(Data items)
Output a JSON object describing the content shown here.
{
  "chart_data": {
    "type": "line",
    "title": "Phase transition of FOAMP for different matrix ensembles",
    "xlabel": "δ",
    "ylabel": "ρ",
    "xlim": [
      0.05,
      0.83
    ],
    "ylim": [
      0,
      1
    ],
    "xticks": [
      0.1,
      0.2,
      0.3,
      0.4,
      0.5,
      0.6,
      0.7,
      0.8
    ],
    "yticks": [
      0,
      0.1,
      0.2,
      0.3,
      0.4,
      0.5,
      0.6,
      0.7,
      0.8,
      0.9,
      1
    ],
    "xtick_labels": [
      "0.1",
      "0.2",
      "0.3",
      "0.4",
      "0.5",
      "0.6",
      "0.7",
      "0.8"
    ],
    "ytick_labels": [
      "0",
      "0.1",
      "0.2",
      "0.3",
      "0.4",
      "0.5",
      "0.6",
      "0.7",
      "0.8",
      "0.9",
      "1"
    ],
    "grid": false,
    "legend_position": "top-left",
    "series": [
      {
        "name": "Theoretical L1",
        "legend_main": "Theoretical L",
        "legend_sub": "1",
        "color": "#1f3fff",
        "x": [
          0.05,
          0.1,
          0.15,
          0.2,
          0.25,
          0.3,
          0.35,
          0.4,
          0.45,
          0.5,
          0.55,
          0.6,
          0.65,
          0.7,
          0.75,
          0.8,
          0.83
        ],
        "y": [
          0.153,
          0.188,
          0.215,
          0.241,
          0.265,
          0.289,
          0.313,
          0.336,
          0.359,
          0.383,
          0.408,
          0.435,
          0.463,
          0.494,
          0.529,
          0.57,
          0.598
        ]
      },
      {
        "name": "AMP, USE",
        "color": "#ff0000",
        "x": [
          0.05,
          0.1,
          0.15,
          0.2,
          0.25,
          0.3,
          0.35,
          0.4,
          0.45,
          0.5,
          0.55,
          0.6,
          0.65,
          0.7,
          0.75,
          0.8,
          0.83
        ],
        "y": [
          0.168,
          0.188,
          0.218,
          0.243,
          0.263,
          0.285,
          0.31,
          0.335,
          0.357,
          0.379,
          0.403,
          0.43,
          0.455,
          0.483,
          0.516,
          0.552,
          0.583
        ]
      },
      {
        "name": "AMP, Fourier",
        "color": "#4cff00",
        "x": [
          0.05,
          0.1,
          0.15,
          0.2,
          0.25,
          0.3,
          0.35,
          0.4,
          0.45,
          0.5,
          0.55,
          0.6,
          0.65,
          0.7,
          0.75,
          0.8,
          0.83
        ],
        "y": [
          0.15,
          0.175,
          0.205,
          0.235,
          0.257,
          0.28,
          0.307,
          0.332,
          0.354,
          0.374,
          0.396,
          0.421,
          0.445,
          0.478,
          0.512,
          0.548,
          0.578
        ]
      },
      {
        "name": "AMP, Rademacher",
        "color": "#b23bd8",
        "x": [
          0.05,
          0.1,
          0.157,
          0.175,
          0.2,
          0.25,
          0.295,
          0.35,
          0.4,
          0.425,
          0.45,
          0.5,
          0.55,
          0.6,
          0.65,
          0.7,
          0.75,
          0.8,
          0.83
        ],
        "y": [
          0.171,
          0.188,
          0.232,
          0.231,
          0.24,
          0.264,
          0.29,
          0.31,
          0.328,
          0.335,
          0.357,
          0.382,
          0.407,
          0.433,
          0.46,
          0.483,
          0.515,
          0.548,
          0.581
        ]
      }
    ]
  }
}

STATED PROBLEM> Show each line in the entries that holds the string "color".

SOLUTION TO THIS EXERCISE>
        "color": "#1f3fff",
        "color": "#ff0000",
        "color": "#4cff00",
        "color": "#b23bd8",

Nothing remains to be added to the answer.